Extracted records:
##########
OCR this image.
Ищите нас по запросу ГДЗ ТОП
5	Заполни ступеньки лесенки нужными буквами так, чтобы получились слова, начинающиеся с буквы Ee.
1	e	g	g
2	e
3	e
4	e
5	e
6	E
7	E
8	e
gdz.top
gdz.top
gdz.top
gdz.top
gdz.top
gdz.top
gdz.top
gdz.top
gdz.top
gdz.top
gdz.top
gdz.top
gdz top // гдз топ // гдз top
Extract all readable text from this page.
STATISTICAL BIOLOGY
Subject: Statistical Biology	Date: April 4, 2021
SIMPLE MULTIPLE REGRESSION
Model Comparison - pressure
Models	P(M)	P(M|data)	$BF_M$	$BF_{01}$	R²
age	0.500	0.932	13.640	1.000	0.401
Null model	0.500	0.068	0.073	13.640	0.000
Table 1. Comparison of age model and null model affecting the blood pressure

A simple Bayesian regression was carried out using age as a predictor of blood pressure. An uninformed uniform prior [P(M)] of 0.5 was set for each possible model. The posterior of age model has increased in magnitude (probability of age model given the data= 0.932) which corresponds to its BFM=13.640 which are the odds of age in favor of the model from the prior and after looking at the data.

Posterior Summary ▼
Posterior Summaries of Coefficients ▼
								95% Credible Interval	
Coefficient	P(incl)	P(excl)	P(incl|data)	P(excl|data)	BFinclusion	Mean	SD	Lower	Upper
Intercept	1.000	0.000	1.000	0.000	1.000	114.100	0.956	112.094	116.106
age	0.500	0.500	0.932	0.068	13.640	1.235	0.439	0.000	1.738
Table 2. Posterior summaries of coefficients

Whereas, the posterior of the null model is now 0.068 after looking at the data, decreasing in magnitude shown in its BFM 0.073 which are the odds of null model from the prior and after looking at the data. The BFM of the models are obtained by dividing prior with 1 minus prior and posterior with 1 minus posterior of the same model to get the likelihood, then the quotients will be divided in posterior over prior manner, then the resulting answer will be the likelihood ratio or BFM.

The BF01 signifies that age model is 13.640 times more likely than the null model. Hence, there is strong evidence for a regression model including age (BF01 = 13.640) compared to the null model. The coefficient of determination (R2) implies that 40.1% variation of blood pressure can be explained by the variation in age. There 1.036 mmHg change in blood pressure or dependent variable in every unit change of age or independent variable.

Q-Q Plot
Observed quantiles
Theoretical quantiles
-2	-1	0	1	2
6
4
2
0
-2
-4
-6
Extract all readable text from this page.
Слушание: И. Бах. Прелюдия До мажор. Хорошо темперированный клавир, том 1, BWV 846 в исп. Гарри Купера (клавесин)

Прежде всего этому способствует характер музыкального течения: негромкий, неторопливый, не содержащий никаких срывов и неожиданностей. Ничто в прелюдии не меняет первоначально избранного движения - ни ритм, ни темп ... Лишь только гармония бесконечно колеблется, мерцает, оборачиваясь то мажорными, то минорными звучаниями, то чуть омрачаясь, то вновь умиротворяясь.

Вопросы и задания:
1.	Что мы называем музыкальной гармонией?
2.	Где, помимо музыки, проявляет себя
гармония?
##########
- _Description of the task_
Using the listing above, pick out each line that contains the word "quantiles", then copy it.

- _Final result_
Observed quantiles
Theoretical quantiles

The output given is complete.